◆ Problem to solve: Pull every line that holds the word "this" from the entries.

◆ Dataset:
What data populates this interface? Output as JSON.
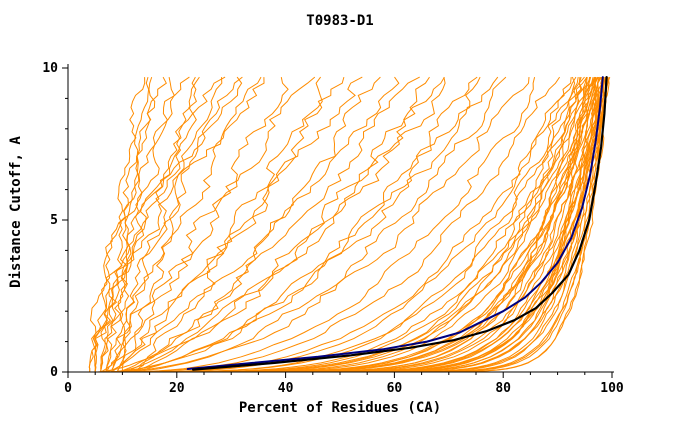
{
  "chart_data": {
    "type": "line",
    "title": "T0983-D1",
    "xlabel": "Percent of Residues (CA)",
    "ylabel": "Distance Cutoff, A",
    "xlim": [
      0,
      100
    ],
    "ylim": [
      0,
      10
    ],
    "x_ticks": [
      0,
      20,
      40,
      60,
      80,
      100
    ],
    "y_ticks": [
      0,
      5,
      10
    ],
    "x_minor_step": 5,
    "y_minor_step": 1,
    "grid": false,
    "legend": "none",
    "colors": {
      "ensemble": "#ff8c00",
      "highlight_black": "#000000",
      "highlight_navy": "#000080",
      "axis": "#000000"
    },
    "ensemble_model": {
      "y_top": 9.7,
      "curve_params_format": [
        "x_at_bottom_pct",
        "x_at_top_pct",
        "shape_exponent",
        "wiggle_amp_pct"
      ],
      "curves": [
        [
          4,
          99.5,
          0.06,
          0.5
        ],
        [
          5,
          99,
          0.08,
          0.6
        ],
        [
          6,
          98.5,
          0.07,
          0.5
        ],
        [
          7,
          99.2,
          0.1,
          0.6
        ],
        [
          5,
          98,
          0.12,
          0.7
        ],
        [
          8,
          97.5,
          0.09,
          0.6
        ],
        [
          6,
          99.4,
          0.05,
          0.4
        ],
        [
          9,
          98.8,
          0.11,
          0.6
        ],
        [
          4,
          97,
          0.14,
          0.8
        ],
        [
          7,
          96.5,
          0.13,
          0.8
        ],
        [
          10,
          99,
          0.07,
          0.5
        ],
        [
          5,
          98.2,
          0.1,
          0.6
        ],
        [
          6,
          97.8,
          0.15,
          0.7
        ],
        [
          8,
          99.1,
          0.06,
          0.5
        ],
        [
          9,
          96,
          0.18,
          0.9
        ],
        [
          11,
          98.4,
          0.09,
          0.6
        ],
        [
          5,
          95.5,
          0.2,
          1.0
        ],
        [
          7,
          98.9,
          0.08,
          0.5
        ],
        [
          6,
          96.8,
          0.16,
          0.8
        ],
        [
          10,
          97.2,
          0.12,
          0.7
        ],
        [
          4,
          98.6,
          0.09,
          0.5
        ],
        [
          8,
          95,
          0.22,
          1.0
        ],
        [
          12,
          98,
          0.1,
          0.6
        ],
        [
          6,
          99.3,
          0.07,
          0.4
        ],
        [
          9,
          97.6,
          0.13,
          0.7
        ],
        [
          5,
          96.2,
          0.19,
          0.9
        ],
        [
          7,
          97,
          0.15,
          0.8
        ],
        [
          11,
          99.2,
          0.06,
          0.4
        ],
        [
          8,
          98.3,
          0.11,
          0.6
        ],
        [
          10,
          95.8,
          0.21,
          1.0
        ],
        [
          6,
          98.7,
          0.08,
          0.5
        ],
        [
          9,
          99,
          0.05,
          0.4
        ],
        [
          12,
          96.5,
          0.17,
          0.8
        ],
        [
          5,
          97.4,
          0.14,
          0.7
        ],
        [
          7,
          95.2,
          0.23,
          1.1
        ],
        [
          8,
          96.9,
          0.16,
          0.8
        ],
        [
          10,
          98.6,
          0.09,
          0.5
        ],
        [
          6,
          94.5,
          0.25,
          1.1
        ],
        [
          11,
          97,
          0.14,
          0.7
        ],
        [
          9,
          94,
          0.27,
          1.2
        ],
        [
          13,
          98.2,
          0.1,
          0.6
        ],
        [
          7,
          93.5,
          0.3,
          1.2
        ],
        [
          12,
          95.5,
          0.2,
          1.0
        ],
        [
          8,
          93,
          0.32,
          1.3
        ],
        [
          14,
          97.8,
          0.12,
          0.6
        ],
        [
          6,
          90,
          0.35,
          1.5
        ],
        [
          8,
          88,
          0.4,
          1.6
        ],
        [
          5,
          85,
          0.45,
          1.7
        ],
        [
          9,
          82,
          0.5,
          1.8
        ],
        [
          7,
          80,
          0.55,
          1.8
        ],
        [
          10,
          78,
          0.6,
          1.9
        ],
        [
          6,
          75,
          0.5,
          2.0
        ],
        [
          8,
          72,
          0.65,
          2.0
        ],
        [
          11,
          70,
          0.7,
          2.0
        ],
        [
          5,
          68,
          0.6,
          2.1
        ],
        [
          9,
          65,
          0.75,
          2.1
        ],
        [
          7,
          62,
          0.8,
          2.2
        ],
        [
          10,
          58,
          0.7,
          2.2
        ],
        [
          6,
          55,
          0.85,
          2.3
        ],
        [
          8,
          52,
          0.9,
          2.3
        ],
        [
          12,
          48,
          0.8,
          2.4
        ],
        [
          7,
          45,
          0.95,
          2.4
        ],
        [
          9,
          42,
          1.0,
          2.5
        ],
        [
          5,
          14,
          1.2,
          1.2
        ],
        [
          6,
          16,
          1.0,
          1.4
        ],
        [
          4,
          18,
          1.4,
          1.5
        ],
        [
          7,
          20,
          1.1,
          1.6
        ],
        [
          5,
          22,
          1.5,
          1.7
        ],
        [
          8,
          24,
          0.9,
          1.8
        ],
        [
          6,
          26,
          1.3,
          1.8
        ],
        [
          9,
          28,
          1.0,
          1.9
        ],
        [
          5,
          30,
          1.6,
          2.0
        ],
        [
          7,
          32,
          1.2,
          2.0
        ],
        [
          6,
          34,
          1.8,
          2.1
        ],
        [
          8,
          36,
          1.1,
          2.1
        ],
        [
          4,
          38,
          1.5,
          2.2
        ],
        [
          10,
          15,
          1.9,
          1.2
        ]
      ]
    },
    "highlight_series": [
      {
        "name": "highlight-navy",
        "color": "#000080",
        "width": 2.0,
        "points": [
          [
            22,
            0.1
          ],
          [
            34,
            0.3
          ],
          [
            46,
            0.5
          ],
          [
            58,
            0.75
          ],
          [
            66,
            1.0
          ],
          [
            72,
            1.3
          ],
          [
            76,
            1.65
          ],
          [
            80,
            2.0
          ],
          [
            84,
            2.45
          ],
          [
            87,
            2.95
          ],
          [
            90,
            3.6
          ],
          [
            92.5,
            4.4
          ],
          [
            94.5,
            5.4
          ],
          [
            96,
            6.5
          ],
          [
            97,
            7.6
          ],
          [
            97.8,
            8.7
          ],
          [
            98.3,
            9.7
          ]
        ]
      },
      {
        "name": "highlight-black",
        "color": "#000000",
        "width": 2.2,
        "points": [
          [
            23,
            0.08
          ],
          [
            38,
            0.3
          ],
          [
            52,
            0.55
          ],
          [
            63,
            0.8
          ],
          [
            71,
            1.05
          ],
          [
            77,
            1.35
          ],
          [
            82,
            1.7
          ],
          [
            86,
            2.1
          ],
          [
            89,
            2.6
          ],
          [
            92,
            3.2
          ],
          [
            94,
            4.0
          ],
          [
            95.8,
            5.0
          ],
          [
            97,
            6.2
          ],
          [
            98,
            7.4
          ],
          [
            98.6,
            8.5
          ],
          [
            99,
            9.7
          ]
        ]
      }
    ]
  }
}
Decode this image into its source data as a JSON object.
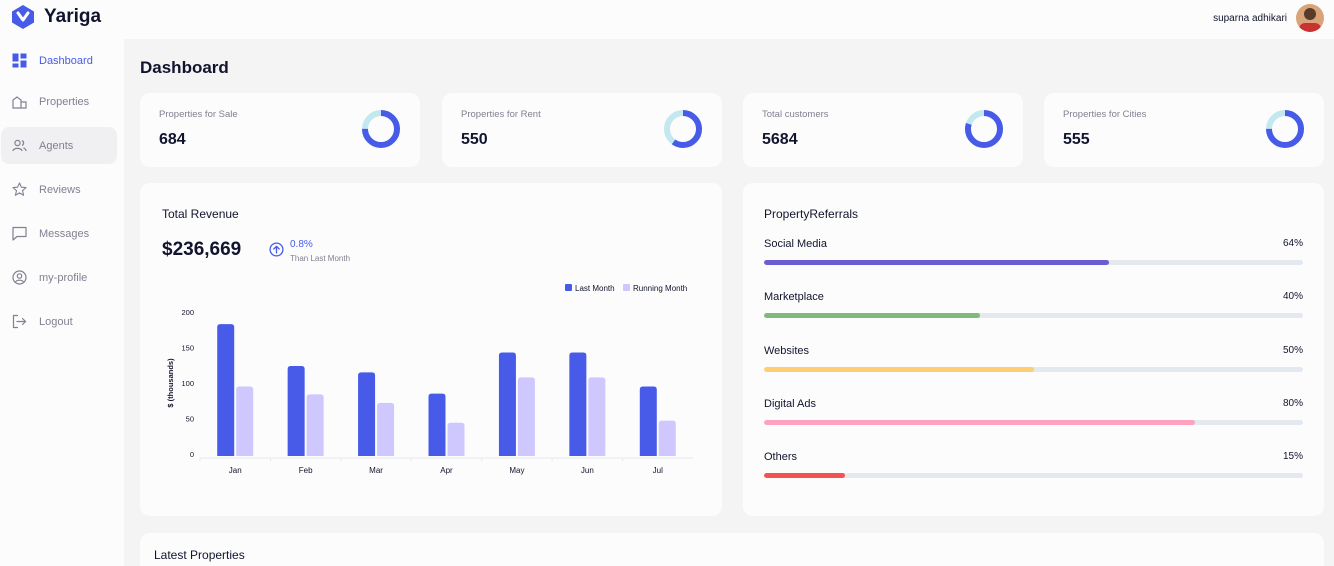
{
  "app": {
    "name": "Yariga"
  },
  "user": {
    "name": "suparna adhikari"
  },
  "sidebar": {
    "items": [
      {
        "label": "Dashboard",
        "icon": "dashboard-icon",
        "active": true
      },
      {
        "label": "Properties",
        "icon": "properties-icon"
      },
      {
        "label": "Agents",
        "icon": "agents-icon",
        "hover": true
      },
      {
        "label": "Reviews",
        "icon": "star-icon"
      },
      {
        "label": "Messages",
        "icon": "message-icon"
      },
      {
        "label": "my-profile",
        "icon": "profile-icon"
      },
      {
        "label": "Logout",
        "icon": "logout-icon"
      }
    ]
  },
  "page": {
    "title": "Dashboard"
  },
  "stats": [
    {
      "label": "Properties for Sale",
      "value": "684",
      "fill_fraction": 0.75
    },
    {
      "label": "Properties for Rent",
      "value": "550",
      "fill_fraction": 0.6
    },
    {
      "label": "Total customers",
      "value": "5684",
      "fill_fraction": 0.8
    },
    {
      "label": "Properties for Cities",
      "value": "555",
      "fill_fraction": 0.75
    }
  ],
  "revenue": {
    "title": "Total Revenue",
    "amount": "$236,669",
    "change": "0.8%",
    "change_caption": "Than Last Month"
  },
  "referrals": {
    "title": "PropertyReferrals",
    "items": [
      {
        "name": "Social Media",
        "percent_label": "64%",
        "value": 64,
        "color": "#6c5dd3"
      },
      {
        "name": "Marketplace",
        "percent_label": "40%",
        "value": 40,
        "color": "#7fba7a"
      },
      {
        "name": "Websites",
        "percent_label": "50%",
        "value": 50,
        "color": "#ffce73"
      },
      {
        "name": "Digital Ads",
        "percent_label": "80%",
        "value": 80,
        "color": "#ffa2c0"
      },
      {
        "name": "Others",
        "percent_label": "15%",
        "value": 15,
        "color": "#f45252"
      }
    ]
  },
  "latest": {
    "title": "Latest Properties"
  },
  "colors": {
    "accent": "#475be8",
    "donut_track": "#c4e8ef",
    "bar_last": "#475be8",
    "bar_running": "#cfc8ff"
  },
  "chart_data": {
    "type": "bar",
    "title": "",
    "xlabel": "",
    "ylabel": "$ (thousands)",
    "ylim": [
      0,
      200
    ],
    "yticks": [
      0,
      50,
      100,
      150,
      200
    ],
    "categories": [
      "Jan",
      "Feb",
      "Mar",
      "Apr",
      "May",
      "Jun",
      "Jul"
    ],
    "series": [
      {
        "name": "Last Month",
        "color": "#475be8",
        "values": [
          183,
          124,
          115,
          85,
          143,
          143,
          95
        ]
      },
      {
        "name": "Running Month",
        "color": "#cfc8ff",
        "values": [
          95,
          84,
          72,
          44,
          108,
          108,
          47
        ]
      }
    ],
    "legend": "top-right"
  }
}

◆ Correct result:
What data populates this interface? Output as JSON.
Decode this image into its source data as a JSON object.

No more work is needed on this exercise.